--- Start Raw data ---

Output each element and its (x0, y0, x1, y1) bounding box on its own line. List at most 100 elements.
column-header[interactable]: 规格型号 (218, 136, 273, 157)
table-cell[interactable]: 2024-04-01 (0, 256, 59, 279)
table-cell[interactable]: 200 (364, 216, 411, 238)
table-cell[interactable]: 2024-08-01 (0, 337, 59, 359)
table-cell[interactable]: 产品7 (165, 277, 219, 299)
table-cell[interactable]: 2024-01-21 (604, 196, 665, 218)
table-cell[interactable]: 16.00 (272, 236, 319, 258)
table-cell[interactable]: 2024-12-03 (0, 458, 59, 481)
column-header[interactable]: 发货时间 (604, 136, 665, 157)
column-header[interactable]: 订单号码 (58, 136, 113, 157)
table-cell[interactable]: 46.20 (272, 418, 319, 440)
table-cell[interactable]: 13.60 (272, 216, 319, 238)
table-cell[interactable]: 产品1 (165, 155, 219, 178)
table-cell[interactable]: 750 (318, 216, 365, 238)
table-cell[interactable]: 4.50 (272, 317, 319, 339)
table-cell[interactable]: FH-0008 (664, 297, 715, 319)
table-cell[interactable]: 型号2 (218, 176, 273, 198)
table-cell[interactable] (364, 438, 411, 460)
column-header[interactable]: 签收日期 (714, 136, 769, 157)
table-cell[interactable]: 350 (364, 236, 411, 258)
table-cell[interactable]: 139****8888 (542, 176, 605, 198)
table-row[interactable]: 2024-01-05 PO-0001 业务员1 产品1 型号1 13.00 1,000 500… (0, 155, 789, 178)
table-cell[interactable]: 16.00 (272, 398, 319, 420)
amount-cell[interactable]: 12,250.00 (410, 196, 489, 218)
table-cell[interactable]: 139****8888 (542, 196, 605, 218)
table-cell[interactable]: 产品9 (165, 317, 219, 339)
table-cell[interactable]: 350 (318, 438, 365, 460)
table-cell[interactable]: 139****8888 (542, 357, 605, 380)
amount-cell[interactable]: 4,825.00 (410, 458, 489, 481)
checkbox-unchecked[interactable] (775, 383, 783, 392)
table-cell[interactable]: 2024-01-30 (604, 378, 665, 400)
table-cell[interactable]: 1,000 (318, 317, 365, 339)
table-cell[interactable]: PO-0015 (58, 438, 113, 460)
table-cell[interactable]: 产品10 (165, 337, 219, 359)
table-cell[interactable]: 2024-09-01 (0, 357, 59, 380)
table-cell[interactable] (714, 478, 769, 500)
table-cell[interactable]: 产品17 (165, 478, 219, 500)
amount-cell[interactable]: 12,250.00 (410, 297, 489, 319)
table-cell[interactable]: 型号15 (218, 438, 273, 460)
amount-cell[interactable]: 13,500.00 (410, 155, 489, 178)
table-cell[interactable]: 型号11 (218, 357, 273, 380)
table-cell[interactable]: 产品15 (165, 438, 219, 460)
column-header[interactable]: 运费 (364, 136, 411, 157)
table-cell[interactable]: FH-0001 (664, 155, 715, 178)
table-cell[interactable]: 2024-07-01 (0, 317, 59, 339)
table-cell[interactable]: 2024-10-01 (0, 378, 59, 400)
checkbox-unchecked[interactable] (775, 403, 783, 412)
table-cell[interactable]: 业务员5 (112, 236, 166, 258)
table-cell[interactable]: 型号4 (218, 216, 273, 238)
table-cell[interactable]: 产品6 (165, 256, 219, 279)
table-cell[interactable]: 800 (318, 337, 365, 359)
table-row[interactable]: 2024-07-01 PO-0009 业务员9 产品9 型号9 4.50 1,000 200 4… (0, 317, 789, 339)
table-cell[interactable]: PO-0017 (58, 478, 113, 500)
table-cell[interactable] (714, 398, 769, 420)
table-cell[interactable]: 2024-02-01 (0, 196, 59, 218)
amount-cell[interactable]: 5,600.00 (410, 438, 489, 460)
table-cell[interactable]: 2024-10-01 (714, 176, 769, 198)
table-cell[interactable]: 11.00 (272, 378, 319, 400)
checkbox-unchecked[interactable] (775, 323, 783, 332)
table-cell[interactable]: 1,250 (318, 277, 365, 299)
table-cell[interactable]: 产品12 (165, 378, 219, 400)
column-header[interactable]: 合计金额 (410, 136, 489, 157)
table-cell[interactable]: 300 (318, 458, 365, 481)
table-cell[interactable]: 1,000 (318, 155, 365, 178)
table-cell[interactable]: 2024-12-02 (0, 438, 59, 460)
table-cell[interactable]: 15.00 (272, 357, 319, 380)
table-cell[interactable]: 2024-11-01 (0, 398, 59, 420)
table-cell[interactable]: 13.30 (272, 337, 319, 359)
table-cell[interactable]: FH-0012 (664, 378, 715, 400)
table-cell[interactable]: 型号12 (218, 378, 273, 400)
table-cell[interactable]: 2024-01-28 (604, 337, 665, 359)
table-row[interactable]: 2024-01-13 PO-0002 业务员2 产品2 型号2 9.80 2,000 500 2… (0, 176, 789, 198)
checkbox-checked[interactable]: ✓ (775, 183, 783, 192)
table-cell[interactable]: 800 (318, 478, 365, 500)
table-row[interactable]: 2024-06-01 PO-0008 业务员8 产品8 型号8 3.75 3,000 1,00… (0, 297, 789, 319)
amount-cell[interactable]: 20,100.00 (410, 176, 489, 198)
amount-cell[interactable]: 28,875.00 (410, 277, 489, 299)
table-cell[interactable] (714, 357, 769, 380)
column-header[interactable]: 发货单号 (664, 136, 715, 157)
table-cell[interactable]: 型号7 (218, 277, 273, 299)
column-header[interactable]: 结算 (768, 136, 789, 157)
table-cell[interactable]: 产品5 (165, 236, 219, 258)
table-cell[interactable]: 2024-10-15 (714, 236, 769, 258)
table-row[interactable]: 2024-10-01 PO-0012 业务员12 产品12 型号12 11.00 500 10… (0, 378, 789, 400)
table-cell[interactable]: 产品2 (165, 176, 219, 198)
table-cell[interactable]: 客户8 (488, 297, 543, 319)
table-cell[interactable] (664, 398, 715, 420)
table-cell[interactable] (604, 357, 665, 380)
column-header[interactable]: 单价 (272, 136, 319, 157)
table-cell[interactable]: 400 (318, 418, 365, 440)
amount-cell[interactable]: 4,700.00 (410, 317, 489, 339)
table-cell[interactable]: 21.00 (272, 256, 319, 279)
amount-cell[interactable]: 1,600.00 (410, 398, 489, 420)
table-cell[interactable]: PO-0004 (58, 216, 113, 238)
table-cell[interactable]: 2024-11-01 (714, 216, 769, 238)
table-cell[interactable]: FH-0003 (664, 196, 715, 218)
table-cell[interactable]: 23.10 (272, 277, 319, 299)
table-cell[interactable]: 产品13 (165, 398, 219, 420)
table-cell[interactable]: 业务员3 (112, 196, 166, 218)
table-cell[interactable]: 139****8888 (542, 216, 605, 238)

--- End Raw data ---

▶ _Short task_
Please reproduce all of the data above word for word, keeping every line and its order unchanged.

▶ _Task response_
Output each element and its (x0, y0, x1, y1) bounding box on its own line. List at most 100 elements.
column-header[interactable]: 规格型号 (218, 136, 273, 157)
table-cell[interactable]: 2024-04-01 (0, 256, 59, 279)
table-cell[interactable]: 200 (364, 216, 411, 238)
table-cell[interactable]: 2024-08-01 (0, 337, 59, 359)
table-cell[interactable]: 产品7 (165, 277, 219, 299)
table-cell[interactable]: 2024-01-21 (604, 196, 665, 218)
table-cell[interactable]: 16.00 (272, 236, 319, 258)
table-cell[interactable]: 2024-12-03 (0, 458, 59, 481)
column-header[interactable]: 发货时间 (604, 136, 665, 157)
column-header[interactable]: 订单号码 (58, 136, 113, 157)
table-cell[interactable]: 46.20 (272, 418, 319, 440)
table-cell[interactable]: 13.60 (272, 216, 319, 238)
table-cell[interactable]: 产品1 (165, 155, 219, 178)
table-cell[interactable]: 750 (318, 216, 365, 238)
table-cell[interactable]: 4.50 (272, 317, 319, 339)
table-cell[interactable]: FH-0008 (664, 297, 715, 319)
table-cell[interactable]: 型号2 (218, 176, 273, 198)
table-cell[interactable] (364, 438, 411, 460)
column-header[interactable]: 签收日期 (714, 136, 769, 157)
table-cell[interactable]: 350 (364, 236, 411, 258)
table-cell[interactable]: 139****8888 (542, 176, 605, 198)
table-row[interactable]: 2024-01-05 PO-0001 业务员1 产品1 型号1 13.00 1,000 500… (0, 155, 789, 178)
table-cell[interactable]: 16.00 (272, 398, 319, 420)
amount-cell[interactable]: 12,250.00 (410, 196, 489, 218)
table-cell[interactable]: 139****8888 (542, 196, 605, 218)
table-cell[interactable]: 产品9 (165, 317, 219, 339)
table-cell[interactable]: 350 (318, 438, 365, 460)
table-cell[interactable]: 139****8888 (542, 357, 605, 380)
amount-cell[interactable]: 4,825.00 (410, 458, 489, 481)
checkbox-unchecked[interactable] (775, 383, 783, 392)
table-cell[interactable]: 2024-01-30 (604, 378, 665, 400)
table-cell[interactable]: 1,000 (318, 317, 365, 339)
table-cell[interactable]: PO-0015 (58, 438, 113, 460)
table-cell[interactable]: 产品10 (165, 337, 219, 359)
table-cell[interactable]: 2024-09-01 (0, 357, 59, 380)
table-cell[interactable] (714, 478, 769, 500)
table-cell[interactable]: 产品17 (165, 478, 219, 500)
amount-cell[interactable]: 12,250.00 (410, 297, 489, 319)
table-cell[interactable]: 型号15 (218, 438, 273, 460)
amount-cell[interactable]: 13,500.00 (410, 155, 489, 178)
table-cell[interactable]: 型号11 (218, 357, 273, 380)
table-cell[interactable]: 产品15 (165, 438, 219, 460)
column-header[interactable]: 运费 (364, 136, 411, 157)
table-cell[interactable]: FH-0001 (664, 155, 715, 178)
table-cell[interactable]: 2024-07-01 (0, 317, 59, 339)
table-cell[interactable]: 2024-10-01 (0, 378, 59, 400)
checkbox-unchecked[interactable] (775, 403, 783, 412)
table-cell[interactable]: 业务员5 (112, 236, 166, 258)
table-cell[interactable]: 型号4 (218, 216, 273, 238)
table-cell[interactable]: 产品6 (165, 256, 219, 279)
table-cell[interactable]: 800 (318, 337, 365, 359)
table-row[interactable]: 2024-07-01 PO-0009 业务员9 产品9 型号9 4.50 1,000 200 4… (0, 317, 789, 339)
table-cell[interactable]: PO-0017 (58, 478, 113, 500)
table-cell[interactable] (714, 398, 769, 420)
table-cell[interactable]: 2024-02-01 (0, 196, 59, 218)
amount-cell[interactable]: 5,600.00 (410, 438, 489, 460)
table-cell[interactable]: 2024-10-01 (714, 176, 769, 198)
table-cell[interactable]: 11.00 (272, 378, 319, 400)
checkbox-unchecked[interactable] (775, 323, 783, 332)
table-cell[interactable]: 1,250 (318, 277, 365, 299)
table-cell[interactable]: 产品12 (165, 378, 219, 400)
column-header[interactable]: 合计金额 (410, 136, 489, 157)
table-cell[interactable]: 300 (318, 458, 365, 481)
table-cell[interactable]: 1,000 (318, 155, 365, 178)
table-cell[interactable]: 2024-12-02 (0, 438, 59, 460)
table-cell[interactable]: 15.00 (272, 357, 319, 380)
table-cell[interactable]: 2024-11-01 (0, 398, 59, 420)
table-cell[interactable]: 13.30 (272, 337, 319, 359)
table-cell[interactable]: FH-0012 (664, 378, 715, 400)
table-cell[interactable]: 型号12 (218, 378, 273, 400)
table-cell[interactable]: 2024-01-28 (604, 337, 665, 359)
table-row[interactable]: 2024-01-13 PO-0002 业务员2 产品2 型号2 9.80 2,000 500 2… (0, 176, 789, 198)
checkbox-checked[interactable]: ✓ (775, 183, 783, 192)
table-cell[interactable]: 800 (318, 478, 365, 500)
table-row[interactable]: 2024-06-01 PO-0008 业务员8 产品8 型号8 3.75 3,000 1,00… (0, 297, 789, 319)
amount-cell[interactable]: 20,100.00 (410, 176, 489, 198)
amount-cell[interactable]: 28,875.00 (410, 277, 489, 299)
table-cell[interactable] (714, 357, 769, 380)
column-header[interactable]: 发货单号 (664, 136, 715, 157)
table-cell[interactable]: 型号7 (218, 277, 273, 299)
column-header[interactable]: 结算 (768, 136, 789, 157)
table-cell[interactable]: 产品5 (165, 236, 219, 258)
table-cell[interactable]: 2024-10-15 (714, 236, 769, 258)
table-row[interactable]: 2024-10-01 PO-0012 业务员12 产品12 型号12 11.00 500 10… (0, 378, 789, 400)
table-cell[interactable]: 产品2 (165, 176, 219, 198)
table-cell[interactable]: 客户8 (488, 297, 543, 319)
table-cell[interactable] (664, 398, 715, 420)
table-cell[interactable] (604, 357, 665, 380)
column-header[interactable]: 单价 (272, 136, 319, 157)
table-cell[interactable]: 400 (318, 418, 365, 440)
amount-cell[interactable]: 4,700.00 (410, 317, 489, 339)
table-cell[interactable]: 21.00 (272, 256, 319, 279)
amount-cell[interactable]: 1,600.00 (410, 398, 489, 420)
table-cell[interactable]: PO-0004 (58, 216, 113, 238)
table-cell[interactable]: 2024-11-01 (714, 216, 769, 238)
table-cell[interactable]: FH-0003 (664, 196, 715, 218)
table-cell[interactable]: 23.10 (272, 277, 319, 299)
table-cell[interactable]: 产品13 (165, 398, 219, 420)
table-cell[interactable]: 业务员3 (112, 196, 166, 218)
table-cell[interactable]: 139****8888 (542, 216, 605, 238)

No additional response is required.